### [EXERCISE DATA]

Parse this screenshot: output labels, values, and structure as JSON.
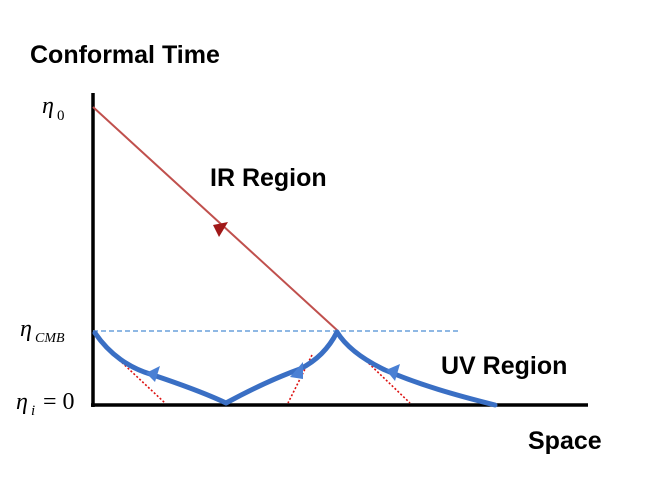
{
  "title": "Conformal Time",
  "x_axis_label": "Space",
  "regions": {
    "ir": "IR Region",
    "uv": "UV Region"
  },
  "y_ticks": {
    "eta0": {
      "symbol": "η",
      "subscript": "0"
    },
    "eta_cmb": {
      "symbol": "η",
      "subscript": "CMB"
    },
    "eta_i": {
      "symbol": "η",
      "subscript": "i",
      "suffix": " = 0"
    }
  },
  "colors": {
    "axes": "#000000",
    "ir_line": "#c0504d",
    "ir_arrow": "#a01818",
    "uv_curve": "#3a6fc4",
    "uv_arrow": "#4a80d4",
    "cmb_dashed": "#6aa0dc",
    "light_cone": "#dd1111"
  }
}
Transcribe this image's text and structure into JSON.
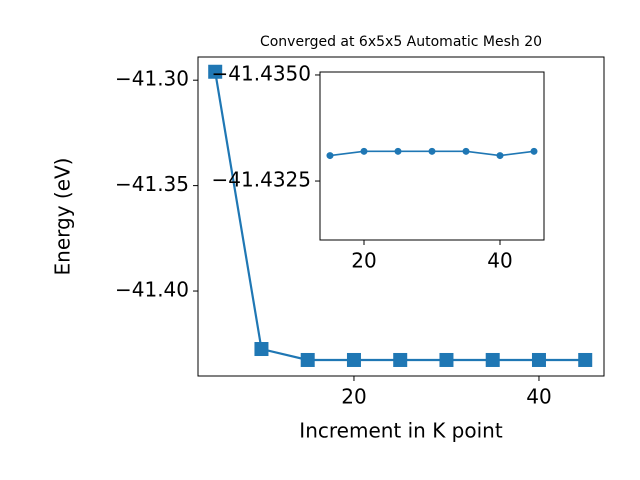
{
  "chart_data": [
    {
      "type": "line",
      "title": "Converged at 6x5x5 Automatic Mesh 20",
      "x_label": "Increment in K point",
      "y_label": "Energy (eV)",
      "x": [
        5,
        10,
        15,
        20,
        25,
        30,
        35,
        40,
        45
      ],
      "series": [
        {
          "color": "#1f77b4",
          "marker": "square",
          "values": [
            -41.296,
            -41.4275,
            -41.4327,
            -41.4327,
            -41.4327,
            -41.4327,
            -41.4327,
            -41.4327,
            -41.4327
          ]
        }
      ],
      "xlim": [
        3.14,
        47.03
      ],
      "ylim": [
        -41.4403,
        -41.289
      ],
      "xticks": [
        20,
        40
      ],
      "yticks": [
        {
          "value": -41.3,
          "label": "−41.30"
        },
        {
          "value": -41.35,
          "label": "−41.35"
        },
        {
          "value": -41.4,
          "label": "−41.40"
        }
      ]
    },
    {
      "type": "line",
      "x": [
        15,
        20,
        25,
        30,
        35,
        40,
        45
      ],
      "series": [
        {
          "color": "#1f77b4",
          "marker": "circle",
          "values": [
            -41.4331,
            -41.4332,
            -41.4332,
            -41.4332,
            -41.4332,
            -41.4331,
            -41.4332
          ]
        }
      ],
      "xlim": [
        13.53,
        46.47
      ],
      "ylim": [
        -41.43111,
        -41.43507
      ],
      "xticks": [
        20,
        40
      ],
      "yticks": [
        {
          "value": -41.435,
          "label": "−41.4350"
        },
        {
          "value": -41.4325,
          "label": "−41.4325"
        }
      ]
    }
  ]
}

### [WRITTEN REQUEST]
Go through the data above and transcribe it in full, omitting any image.

### [TASK SOLUTION]
Parse this screenshot: output labels, values, and structure as JSON.
{
  "title": "Conformal Time",
  "x_axis_label": "Space",
  "regions": {
    "ir": "IR Region",
    "uv": "UV Region"
  },
  "y_ticks": {
    "eta0": {
      "symbol": "η",
      "subscript": "0"
    },
    "eta_cmb": {
      "symbol": "η",
      "subscript": "CMB"
    },
    "eta_i": {
      "symbol": "η",
      "subscript": "i",
      "suffix": " = 0"
    }
  },
  "colors": {
    "axes": "#000000",
    "ir_line": "#c0504d",
    "ir_arrow": "#a01818",
    "uv_curve": "#3a6fc4",
    "uv_arrow": "#4a80d4",
    "cmb_dashed": "#6aa0dc",
    "light_cone": "#dd1111"
  }
}
Transcribe this image's text and structure into JSON.
{
  "chart_data": [
    {
      "type": "line",
      "title": "Converged at 6x5x5 Automatic Mesh 20",
      "x_label": "Increment in K point",
      "y_label": "Energy (eV)",
      "x": [
        5,
        10,
        15,
        20,
        25,
        30,
        35,
        40,
        45
      ],
      "series": [
        {
          "color": "#1f77b4",
          "marker": "square",
          "values": [
            -41.296,
            -41.4275,
            -41.4327,
            -41.4327,
            -41.4327,
            -41.4327,
            -41.4327,
            -41.4327,
            -41.4327
          ]
        }
      ],
      "xlim": [
        3.14,
        47.03
      ],
      "ylim": [
        -41.4403,
        -41.289
      ],
      "xticks": [
        20,
        40
      ],
      "yticks": [
        {
          "value": -41.3,
          "label": "−41.30"
        },
        {
          "value": -41.35,
          "label": "−41.35"
        },
        {
          "value": -41.4,
          "label": "−41.40"
        }
      ]
    },
    {
      "type": "line",
      "x": [
        15,
        20,
        25,
        30,
        35,
        40,
        45
      ],
      "series": [
        {
          "color": "#1f77b4",
          "marker": "circle",
          "values": [
            -41.4331,
            -41.4332,
            -41.4332,
            -41.4332,
            -41.4332,
            -41.4331,
            -41.4332
          ]
        }
      ],
      "xlim": [
        13.53,
        46.47
      ],
      "ylim": [
        -41.43111,
        -41.43507
      ],
      "xticks": [
        20,
        40
      ],
      "yticks": [
        {
          "value": -41.435,
          "label": "−41.4350"
        },
        {
          "value": -41.4325,
          "label": "−41.4325"
        }
      ]
    }
  ]
}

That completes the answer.